* Aim:
Reproduce the items without any change, beginning with the first one and continuing through the line that contains "stat: real devices 37%: 37".

(Spatial layout entries)

____________________

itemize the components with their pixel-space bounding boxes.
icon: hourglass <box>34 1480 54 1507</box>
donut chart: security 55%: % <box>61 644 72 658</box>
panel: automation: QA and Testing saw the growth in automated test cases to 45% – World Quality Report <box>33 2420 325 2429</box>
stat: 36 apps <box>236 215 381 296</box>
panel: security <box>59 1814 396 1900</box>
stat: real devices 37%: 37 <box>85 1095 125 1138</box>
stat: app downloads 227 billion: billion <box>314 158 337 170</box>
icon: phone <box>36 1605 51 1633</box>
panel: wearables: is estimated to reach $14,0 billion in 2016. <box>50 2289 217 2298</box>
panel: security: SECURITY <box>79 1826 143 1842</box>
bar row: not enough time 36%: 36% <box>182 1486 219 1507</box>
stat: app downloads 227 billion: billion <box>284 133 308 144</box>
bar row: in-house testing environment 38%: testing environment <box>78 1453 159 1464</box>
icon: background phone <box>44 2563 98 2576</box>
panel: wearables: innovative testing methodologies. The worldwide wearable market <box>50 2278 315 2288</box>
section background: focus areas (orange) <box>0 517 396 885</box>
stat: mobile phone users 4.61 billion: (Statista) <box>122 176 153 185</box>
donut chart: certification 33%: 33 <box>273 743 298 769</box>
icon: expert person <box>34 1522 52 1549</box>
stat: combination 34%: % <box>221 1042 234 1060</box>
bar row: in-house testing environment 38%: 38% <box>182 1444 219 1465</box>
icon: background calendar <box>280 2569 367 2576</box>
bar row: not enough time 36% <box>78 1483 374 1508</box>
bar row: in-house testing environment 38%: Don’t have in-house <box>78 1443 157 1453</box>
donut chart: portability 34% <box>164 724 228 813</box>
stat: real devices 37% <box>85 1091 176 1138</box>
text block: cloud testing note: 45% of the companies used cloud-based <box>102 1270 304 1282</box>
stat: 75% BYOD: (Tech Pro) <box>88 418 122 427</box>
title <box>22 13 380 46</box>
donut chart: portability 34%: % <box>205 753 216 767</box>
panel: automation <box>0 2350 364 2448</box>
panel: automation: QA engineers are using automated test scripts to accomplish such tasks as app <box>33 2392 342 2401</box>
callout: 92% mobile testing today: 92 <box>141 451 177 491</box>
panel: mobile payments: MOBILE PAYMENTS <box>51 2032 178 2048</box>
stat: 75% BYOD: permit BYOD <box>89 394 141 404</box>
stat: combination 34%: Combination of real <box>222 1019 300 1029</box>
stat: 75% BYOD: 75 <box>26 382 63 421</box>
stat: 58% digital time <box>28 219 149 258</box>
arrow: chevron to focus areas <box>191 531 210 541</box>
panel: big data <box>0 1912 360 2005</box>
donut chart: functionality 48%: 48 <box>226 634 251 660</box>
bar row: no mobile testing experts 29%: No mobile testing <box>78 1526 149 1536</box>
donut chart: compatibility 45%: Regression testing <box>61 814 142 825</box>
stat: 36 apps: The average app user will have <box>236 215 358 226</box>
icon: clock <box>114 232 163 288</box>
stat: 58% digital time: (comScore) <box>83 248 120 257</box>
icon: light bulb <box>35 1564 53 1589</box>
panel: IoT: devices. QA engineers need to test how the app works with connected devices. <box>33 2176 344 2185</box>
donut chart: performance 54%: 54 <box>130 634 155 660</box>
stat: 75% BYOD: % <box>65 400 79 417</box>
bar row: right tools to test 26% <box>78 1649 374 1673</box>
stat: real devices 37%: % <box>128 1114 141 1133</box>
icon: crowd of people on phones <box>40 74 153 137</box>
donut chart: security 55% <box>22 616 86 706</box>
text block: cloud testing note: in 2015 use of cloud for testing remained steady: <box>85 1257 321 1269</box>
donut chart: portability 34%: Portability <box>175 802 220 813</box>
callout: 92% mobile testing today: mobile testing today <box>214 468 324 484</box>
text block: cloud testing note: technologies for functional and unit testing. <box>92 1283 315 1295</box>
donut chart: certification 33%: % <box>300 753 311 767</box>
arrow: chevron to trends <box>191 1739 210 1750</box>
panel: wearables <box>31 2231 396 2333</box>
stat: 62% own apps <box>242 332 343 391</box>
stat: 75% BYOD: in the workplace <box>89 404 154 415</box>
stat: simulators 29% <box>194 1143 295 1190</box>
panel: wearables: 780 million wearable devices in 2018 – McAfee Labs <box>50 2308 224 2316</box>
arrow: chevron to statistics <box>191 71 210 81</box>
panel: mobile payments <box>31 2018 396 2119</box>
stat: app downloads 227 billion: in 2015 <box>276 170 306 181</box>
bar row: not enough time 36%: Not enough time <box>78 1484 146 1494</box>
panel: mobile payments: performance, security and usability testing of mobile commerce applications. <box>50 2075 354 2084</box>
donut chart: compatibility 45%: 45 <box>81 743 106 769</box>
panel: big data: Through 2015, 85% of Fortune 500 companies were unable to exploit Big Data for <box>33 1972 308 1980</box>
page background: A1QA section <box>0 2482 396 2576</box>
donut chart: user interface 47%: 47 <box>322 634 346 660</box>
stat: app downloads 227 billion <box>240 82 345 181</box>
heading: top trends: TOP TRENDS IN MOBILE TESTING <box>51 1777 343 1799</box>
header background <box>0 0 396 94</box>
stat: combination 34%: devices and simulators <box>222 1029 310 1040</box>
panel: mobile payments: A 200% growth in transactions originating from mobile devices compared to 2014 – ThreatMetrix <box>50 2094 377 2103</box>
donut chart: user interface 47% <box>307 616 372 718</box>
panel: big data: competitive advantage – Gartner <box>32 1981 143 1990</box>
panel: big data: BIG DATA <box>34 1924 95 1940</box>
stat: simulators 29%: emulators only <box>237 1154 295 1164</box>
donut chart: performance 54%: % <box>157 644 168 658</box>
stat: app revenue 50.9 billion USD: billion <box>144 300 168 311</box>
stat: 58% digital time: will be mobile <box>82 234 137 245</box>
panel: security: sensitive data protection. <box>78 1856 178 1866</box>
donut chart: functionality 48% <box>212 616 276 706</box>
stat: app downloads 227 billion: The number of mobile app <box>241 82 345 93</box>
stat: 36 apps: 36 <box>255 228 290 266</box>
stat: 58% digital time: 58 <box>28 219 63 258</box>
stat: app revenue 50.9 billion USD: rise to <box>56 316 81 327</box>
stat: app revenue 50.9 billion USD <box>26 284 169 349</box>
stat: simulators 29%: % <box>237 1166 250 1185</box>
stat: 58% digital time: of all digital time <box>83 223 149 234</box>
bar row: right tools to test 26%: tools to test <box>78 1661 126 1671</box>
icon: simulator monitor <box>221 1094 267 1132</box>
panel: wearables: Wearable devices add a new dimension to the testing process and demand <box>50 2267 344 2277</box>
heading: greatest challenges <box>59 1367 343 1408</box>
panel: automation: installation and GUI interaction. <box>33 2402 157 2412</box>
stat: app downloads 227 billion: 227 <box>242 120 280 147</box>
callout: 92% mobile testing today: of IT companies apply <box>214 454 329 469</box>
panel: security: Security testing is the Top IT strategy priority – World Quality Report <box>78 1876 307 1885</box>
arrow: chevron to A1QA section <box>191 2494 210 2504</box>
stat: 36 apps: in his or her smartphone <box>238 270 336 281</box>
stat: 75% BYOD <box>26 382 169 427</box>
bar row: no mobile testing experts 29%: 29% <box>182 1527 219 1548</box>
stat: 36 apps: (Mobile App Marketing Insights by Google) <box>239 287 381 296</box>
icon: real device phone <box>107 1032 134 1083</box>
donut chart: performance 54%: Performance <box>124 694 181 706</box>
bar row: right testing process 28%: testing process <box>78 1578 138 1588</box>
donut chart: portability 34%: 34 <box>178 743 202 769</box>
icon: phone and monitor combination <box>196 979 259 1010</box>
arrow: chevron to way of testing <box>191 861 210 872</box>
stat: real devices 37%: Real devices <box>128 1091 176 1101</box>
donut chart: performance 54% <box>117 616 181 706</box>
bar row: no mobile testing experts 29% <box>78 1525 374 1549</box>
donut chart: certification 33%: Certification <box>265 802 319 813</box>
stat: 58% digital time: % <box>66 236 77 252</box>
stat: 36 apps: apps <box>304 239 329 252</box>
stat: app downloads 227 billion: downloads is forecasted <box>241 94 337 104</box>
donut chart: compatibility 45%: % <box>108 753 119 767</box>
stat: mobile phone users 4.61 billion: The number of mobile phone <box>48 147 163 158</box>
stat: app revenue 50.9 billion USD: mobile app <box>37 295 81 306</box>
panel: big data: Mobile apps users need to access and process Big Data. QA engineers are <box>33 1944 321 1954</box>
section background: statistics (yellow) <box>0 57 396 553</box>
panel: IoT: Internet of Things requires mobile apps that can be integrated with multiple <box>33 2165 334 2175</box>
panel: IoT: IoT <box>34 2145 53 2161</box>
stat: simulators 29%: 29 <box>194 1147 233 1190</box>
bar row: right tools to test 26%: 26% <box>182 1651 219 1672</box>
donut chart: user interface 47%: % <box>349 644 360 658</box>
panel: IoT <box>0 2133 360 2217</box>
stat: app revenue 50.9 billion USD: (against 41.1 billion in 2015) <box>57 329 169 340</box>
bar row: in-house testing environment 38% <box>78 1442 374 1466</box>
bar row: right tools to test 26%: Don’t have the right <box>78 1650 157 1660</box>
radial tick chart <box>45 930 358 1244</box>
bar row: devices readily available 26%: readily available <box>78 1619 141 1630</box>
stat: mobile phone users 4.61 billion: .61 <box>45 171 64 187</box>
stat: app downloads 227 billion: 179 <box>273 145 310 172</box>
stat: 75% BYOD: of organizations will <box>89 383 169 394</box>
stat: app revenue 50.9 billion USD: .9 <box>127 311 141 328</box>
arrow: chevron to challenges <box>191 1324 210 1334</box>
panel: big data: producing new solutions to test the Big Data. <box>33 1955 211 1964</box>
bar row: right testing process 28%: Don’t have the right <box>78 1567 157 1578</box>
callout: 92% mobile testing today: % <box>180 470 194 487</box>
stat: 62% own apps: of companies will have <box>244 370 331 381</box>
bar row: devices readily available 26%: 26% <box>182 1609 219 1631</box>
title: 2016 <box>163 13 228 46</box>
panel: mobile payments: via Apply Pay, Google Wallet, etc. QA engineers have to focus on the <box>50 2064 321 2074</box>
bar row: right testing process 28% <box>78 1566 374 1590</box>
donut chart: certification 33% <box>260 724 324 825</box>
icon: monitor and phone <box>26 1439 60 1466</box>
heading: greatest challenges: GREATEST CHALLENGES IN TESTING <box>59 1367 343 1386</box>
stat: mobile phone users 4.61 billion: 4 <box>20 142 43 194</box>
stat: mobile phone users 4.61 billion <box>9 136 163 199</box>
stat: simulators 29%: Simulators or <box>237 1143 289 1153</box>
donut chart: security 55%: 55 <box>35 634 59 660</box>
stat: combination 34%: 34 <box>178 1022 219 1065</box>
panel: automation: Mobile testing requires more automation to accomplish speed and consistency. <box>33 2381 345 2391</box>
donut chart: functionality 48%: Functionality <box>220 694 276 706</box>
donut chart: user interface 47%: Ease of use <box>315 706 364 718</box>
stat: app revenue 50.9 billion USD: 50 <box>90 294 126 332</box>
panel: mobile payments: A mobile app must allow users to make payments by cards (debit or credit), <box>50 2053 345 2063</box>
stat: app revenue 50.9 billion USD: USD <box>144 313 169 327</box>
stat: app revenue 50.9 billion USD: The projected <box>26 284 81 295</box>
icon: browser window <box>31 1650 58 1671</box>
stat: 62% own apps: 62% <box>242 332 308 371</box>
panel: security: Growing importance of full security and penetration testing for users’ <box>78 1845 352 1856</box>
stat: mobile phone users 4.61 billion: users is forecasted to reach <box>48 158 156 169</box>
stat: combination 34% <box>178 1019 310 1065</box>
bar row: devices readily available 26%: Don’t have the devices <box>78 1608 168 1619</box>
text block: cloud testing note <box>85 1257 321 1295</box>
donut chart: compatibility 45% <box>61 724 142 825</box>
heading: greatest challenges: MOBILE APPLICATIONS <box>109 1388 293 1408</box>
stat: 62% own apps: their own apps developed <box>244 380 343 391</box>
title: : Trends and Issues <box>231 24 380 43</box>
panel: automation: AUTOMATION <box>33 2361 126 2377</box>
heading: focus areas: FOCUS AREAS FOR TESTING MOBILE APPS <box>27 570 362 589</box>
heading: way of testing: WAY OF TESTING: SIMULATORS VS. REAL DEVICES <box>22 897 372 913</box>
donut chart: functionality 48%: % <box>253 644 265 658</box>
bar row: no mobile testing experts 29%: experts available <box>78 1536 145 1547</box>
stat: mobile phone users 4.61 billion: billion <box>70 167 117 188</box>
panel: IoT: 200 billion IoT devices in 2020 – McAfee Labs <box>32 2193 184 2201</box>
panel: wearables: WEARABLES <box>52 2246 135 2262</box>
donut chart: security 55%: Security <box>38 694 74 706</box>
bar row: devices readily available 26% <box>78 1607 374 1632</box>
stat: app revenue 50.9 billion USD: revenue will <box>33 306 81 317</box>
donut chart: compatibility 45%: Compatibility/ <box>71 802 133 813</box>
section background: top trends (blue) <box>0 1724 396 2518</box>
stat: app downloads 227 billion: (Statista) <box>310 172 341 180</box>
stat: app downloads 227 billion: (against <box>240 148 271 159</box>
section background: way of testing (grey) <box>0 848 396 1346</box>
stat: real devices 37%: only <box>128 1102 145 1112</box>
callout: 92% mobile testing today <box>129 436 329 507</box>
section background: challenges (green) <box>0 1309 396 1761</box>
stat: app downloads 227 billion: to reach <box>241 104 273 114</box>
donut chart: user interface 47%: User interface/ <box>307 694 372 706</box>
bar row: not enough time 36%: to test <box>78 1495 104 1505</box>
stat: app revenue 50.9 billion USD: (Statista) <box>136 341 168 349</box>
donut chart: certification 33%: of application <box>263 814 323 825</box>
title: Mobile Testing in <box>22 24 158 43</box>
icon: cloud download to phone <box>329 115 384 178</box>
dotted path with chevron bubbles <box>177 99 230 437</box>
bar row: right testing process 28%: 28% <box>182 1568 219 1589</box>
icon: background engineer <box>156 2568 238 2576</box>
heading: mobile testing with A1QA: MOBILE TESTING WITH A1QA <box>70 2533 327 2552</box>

____________________

* Result for this exercise:
itemize the components with their pixel-space bounding boxes.
icon: hourglass <box>34 1480 54 1507</box>
donut chart: security 55%: % <box>61 644 72 658</box>
panel: automation: QA and Testing saw the growth in automated test cases to 45% – World Quality Report <box>33 2420 325 2429</box>
stat: 36 apps <box>236 215 381 296</box>
panel: security <box>59 1814 396 1900</box>
stat: real devices 37%: 37 <box>85 1095 125 1138</box>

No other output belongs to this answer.